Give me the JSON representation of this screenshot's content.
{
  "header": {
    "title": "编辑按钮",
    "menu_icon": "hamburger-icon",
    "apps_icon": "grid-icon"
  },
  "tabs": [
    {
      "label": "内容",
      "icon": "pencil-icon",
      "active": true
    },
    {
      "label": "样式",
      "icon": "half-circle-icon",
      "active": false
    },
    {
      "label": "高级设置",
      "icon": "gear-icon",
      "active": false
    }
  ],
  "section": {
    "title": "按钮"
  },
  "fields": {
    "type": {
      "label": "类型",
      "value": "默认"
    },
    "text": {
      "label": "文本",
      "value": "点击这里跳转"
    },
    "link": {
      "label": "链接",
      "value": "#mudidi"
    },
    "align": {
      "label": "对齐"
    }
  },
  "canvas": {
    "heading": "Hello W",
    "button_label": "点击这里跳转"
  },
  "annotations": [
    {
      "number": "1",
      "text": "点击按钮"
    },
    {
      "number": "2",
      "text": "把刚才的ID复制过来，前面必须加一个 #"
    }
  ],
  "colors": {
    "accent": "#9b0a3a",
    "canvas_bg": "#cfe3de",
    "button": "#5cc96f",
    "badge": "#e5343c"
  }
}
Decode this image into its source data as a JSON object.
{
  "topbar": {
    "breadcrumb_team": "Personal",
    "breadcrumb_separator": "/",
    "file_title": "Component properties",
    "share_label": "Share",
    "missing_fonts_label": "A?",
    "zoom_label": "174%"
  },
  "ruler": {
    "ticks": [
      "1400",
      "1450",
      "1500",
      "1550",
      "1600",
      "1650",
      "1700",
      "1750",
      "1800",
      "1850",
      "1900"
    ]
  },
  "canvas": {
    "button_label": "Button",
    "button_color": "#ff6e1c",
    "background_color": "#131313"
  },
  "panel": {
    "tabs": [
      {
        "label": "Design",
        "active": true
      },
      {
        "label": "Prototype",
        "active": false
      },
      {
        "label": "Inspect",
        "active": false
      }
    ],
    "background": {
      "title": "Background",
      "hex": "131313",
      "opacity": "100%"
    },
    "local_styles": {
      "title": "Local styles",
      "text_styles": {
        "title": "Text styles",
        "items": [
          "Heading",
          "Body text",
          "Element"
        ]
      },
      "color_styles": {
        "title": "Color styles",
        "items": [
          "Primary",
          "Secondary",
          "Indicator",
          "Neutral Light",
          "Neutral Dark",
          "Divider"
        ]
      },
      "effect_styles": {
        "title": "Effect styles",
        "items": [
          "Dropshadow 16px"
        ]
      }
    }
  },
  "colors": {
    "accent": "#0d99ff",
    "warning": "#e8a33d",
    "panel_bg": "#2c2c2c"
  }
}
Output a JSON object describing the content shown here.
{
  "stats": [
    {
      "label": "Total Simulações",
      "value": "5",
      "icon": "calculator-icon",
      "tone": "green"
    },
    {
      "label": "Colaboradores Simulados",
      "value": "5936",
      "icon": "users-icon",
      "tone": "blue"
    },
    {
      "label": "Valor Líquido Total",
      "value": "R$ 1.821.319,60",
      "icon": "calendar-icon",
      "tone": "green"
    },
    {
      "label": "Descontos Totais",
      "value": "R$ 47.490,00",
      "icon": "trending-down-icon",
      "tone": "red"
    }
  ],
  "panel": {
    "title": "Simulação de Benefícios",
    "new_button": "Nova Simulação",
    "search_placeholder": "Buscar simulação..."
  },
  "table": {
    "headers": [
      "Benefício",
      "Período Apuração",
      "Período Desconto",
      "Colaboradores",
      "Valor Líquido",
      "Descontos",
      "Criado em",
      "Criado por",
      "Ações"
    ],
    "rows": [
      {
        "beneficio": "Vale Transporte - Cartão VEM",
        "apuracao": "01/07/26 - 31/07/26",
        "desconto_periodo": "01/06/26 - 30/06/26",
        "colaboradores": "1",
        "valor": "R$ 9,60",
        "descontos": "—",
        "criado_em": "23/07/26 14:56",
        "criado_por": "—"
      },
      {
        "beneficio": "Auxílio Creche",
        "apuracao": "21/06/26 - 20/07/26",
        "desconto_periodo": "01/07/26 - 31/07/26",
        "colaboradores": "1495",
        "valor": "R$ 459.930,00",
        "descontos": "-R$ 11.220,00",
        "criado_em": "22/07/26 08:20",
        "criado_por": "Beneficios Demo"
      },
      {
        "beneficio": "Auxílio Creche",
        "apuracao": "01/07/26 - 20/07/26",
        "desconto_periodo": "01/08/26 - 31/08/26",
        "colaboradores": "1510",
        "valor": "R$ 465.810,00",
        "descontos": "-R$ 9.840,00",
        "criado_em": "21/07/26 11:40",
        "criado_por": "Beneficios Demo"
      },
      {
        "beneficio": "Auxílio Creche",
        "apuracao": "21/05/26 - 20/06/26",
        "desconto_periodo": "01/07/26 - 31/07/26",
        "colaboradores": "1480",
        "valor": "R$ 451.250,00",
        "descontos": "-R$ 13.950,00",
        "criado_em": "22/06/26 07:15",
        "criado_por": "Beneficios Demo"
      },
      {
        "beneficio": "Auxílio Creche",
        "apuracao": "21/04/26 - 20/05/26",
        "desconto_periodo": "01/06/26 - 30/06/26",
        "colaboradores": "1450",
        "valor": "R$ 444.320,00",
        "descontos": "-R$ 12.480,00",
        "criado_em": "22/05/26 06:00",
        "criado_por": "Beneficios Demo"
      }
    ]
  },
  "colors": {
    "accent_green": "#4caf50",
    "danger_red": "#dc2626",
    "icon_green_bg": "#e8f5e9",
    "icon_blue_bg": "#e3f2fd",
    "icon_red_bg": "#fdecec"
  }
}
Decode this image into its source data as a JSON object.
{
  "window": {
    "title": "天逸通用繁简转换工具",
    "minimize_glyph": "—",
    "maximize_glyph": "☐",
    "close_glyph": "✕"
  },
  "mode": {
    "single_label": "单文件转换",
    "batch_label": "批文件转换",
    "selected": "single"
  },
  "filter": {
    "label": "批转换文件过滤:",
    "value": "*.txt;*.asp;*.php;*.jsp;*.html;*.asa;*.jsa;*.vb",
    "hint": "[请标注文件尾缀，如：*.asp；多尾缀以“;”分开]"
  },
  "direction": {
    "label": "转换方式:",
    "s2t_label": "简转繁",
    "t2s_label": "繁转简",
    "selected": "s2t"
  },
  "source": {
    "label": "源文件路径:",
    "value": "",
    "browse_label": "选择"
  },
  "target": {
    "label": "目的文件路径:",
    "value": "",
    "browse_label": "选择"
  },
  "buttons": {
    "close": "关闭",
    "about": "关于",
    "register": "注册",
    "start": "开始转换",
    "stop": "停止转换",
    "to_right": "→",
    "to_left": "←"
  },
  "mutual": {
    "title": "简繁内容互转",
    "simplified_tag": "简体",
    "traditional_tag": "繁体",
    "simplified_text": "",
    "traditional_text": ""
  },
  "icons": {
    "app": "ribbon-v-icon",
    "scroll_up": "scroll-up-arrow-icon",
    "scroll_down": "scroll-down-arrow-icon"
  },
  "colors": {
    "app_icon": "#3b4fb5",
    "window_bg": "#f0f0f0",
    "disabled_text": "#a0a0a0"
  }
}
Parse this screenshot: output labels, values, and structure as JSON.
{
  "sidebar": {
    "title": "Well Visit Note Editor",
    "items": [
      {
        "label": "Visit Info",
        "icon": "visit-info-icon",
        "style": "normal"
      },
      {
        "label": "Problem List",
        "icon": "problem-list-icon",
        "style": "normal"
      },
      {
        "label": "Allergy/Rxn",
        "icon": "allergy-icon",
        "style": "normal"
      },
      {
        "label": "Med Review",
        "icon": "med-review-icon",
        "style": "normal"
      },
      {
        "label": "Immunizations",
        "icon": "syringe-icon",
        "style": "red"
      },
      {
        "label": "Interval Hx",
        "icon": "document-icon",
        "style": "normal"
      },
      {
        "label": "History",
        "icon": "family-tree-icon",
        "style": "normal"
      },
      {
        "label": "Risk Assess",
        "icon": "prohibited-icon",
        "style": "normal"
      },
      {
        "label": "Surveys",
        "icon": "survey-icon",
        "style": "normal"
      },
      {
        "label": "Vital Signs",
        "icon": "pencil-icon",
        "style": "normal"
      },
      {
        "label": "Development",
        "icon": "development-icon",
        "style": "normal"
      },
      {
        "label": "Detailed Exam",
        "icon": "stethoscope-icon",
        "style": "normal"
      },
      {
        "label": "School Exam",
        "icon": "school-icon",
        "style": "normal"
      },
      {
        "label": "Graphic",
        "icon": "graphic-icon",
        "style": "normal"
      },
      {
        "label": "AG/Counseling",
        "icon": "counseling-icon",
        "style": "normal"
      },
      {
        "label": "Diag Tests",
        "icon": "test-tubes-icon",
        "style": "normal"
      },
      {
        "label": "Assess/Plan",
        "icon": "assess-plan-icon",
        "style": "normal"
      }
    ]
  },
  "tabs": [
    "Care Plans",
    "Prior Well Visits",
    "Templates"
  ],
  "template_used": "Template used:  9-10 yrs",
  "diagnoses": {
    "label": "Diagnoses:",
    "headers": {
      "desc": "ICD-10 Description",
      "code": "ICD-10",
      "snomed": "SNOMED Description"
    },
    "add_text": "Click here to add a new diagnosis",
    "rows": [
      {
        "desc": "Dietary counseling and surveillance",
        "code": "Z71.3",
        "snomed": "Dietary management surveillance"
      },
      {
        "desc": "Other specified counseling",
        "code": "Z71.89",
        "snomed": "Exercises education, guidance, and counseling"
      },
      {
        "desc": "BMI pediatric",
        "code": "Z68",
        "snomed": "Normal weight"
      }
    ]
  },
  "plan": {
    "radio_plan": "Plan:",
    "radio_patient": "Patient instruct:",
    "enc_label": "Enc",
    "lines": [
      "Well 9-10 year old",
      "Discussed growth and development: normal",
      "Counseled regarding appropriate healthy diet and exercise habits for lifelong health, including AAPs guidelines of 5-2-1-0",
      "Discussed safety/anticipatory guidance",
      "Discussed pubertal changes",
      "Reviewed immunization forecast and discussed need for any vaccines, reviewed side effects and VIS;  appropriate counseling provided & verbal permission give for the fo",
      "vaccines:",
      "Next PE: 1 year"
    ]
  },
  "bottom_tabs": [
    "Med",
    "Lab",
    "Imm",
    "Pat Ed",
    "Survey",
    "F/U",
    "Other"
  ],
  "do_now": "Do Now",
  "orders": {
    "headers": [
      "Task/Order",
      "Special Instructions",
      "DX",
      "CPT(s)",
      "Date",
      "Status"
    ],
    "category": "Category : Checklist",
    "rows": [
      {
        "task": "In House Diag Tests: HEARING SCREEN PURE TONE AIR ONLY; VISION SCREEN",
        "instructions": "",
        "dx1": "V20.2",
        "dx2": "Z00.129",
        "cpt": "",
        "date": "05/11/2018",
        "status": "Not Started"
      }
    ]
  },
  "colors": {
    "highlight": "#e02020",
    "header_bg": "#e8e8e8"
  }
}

TASK DIRECTIONS: Within the entries above, work out how many lines contain the word "Description". The number alone is the answer.

THE RESPONSE: 2